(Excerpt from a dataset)
□ □ □ □ □ □ □

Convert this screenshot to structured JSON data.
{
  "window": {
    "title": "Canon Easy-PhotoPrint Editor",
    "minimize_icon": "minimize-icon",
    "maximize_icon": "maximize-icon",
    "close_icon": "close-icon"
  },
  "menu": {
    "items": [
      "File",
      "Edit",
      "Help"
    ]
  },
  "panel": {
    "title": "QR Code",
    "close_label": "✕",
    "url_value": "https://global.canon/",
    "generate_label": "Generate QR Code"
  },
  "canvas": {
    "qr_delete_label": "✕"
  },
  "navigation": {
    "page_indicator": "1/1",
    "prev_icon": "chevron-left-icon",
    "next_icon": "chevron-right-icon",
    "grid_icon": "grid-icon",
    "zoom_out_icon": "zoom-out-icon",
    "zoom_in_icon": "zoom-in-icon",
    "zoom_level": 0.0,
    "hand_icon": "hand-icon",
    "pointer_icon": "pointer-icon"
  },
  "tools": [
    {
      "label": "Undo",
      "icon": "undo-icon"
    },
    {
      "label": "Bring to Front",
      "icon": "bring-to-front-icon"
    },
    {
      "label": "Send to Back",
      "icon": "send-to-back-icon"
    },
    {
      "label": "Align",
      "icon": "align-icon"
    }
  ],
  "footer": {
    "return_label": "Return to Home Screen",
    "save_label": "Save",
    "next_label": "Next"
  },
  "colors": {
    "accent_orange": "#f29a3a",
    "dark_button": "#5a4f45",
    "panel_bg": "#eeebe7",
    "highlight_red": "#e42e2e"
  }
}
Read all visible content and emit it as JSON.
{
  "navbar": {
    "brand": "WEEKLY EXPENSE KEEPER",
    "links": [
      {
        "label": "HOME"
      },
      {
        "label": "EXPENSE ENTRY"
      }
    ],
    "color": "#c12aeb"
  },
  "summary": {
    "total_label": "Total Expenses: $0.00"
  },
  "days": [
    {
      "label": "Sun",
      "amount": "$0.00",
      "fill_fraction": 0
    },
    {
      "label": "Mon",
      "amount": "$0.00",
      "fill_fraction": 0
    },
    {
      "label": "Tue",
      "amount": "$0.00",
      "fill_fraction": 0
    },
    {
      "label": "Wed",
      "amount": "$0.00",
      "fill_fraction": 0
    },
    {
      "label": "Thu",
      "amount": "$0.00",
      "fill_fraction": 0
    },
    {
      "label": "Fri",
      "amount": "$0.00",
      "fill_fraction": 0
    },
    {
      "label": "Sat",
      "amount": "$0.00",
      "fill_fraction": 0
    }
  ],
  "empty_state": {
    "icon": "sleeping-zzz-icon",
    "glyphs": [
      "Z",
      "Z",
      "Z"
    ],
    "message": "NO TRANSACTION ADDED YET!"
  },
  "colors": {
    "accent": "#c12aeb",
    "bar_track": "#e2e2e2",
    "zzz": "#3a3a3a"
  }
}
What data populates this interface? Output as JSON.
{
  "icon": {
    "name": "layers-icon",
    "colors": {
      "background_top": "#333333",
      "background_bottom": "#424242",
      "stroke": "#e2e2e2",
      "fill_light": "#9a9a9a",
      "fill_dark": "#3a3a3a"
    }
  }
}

□ □ □ □ □ □ □

TASK TO COMPLETE – All of the lines above must be returned exactly.

RESPONSE TO THIS TASK –
Convert this screenshot to structured JSON data.
{
  "window": {
    "title": "Canon Easy-PhotoPrint Editor",
    "minimize_icon": "minimize-icon",
    "maximize_icon": "maximize-icon",
    "close_icon": "close-icon"
  },
  "menu": {
    "items": [
      "File",
      "Edit",
      "Help"
    ]
  },
  "panel": {
    "title": "QR Code",
    "close_label": "✕",
    "url_value": "https://global.canon/",
    "generate_label": "Generate QR Code"
  },
  "canvas": {
    "qr_delete_label": "✕"
  },
  "navigation": {
    "page_indicator": "1/1",
    "prev_icon": "chevron-left-icon",
    "next_icon": "chevron-right-icon",
    "grid_icon": "grid-icon",
    "zoom_out_icon": "zoom-out-icon",
    "zoom_in_icon": "zoom-in-icon",
    "zoom_level": 0.0,
    "hand_icon": "hand-icon",
    "pointer_icon": "pointer-icon"
  },
  "tools": [
    {
      "label": "Undo",
      "icon": "undo-icon"
    },
    {
      "label": "Bring to Front",
      "icon": "bring-to-front-icon"
    },
    {
      "label": "Send to Back",
      "icon": "send-to-back-icon"
    },
    {
      "label": "Align",
      "icon": "align-icon"
    }
  ],
  "footer": {
    "return_label": "Return to Home Screen",
    "save_label": "Save",
    "next_label": "Next"
  },
  "colors": {
    "accent_orange": "#f29a3a",
    "dark_button": "#5a4f45",
    "panel_bg": "#eeebe7",
    "highlight_red": "#e42e2e"
  }
}
Read all visible content and emit it as JSON.
{
  "navbar": {
    "brand": "WEEKLY EXPENSE KEEPER",
    "links": [
      {
        "label": "HOME"
      },
      {
        "label": "EXPENSE ENTRY"
      }
    ],
    "color": "#c12aeb"
  },
  "summary": {
    "total_label": "Total Expenses: $0.00"
  },
  "days": [
    {
      "label": "Sun",
      "amount": "$0.00",
      "fill_fraction": 0
    },
    {
      "label": "Mon",
      "amount": "$0.00",
      "fill_fraction": 0
    },
    {
      "label": "Tue",
      "amount": "$0.00",
      "fill_fraction": 0
    },
    {
      "label": "Wed",
      "amount": "$0.00",
      "fill_fraction": 0
    },
    {
      "label": "Thu",
      "amount": "$0.00",
      "fill_fraction": 0
    },
    {
      "label": "Fri",
      "amount": "$0.00",
      "fill_fraction": 0
    },
    {
      "label": "Sat",
      "amount": "$0.00",
      "fill_fraction": 0
    }
  ],
  "empty_state": {
    "icon": "sleeping-zzz-icon",
    "glyphs": [
      "Z",
      "Z",
      "Z"
    ],
    "message": "NO TRANSACTION ADDED YET!"
  },
  "colors": {
    "accent": "#c12aeb",
    "bar_track": "#e2e2e2",
    "zzz": "#3a3a3a"
  }
}
What data populates this interface? Output as JSON.
{
  "icon": {
    "name": "layers-icon",
    "colors": {
      "background_top": "#333333",
      "background_bottom": "#424242",
      "stroke": "#e2e2e2",
      "fill_light": "#9a9a9a",
      "fill_dark": "#3a3a3a"
    }
  }
}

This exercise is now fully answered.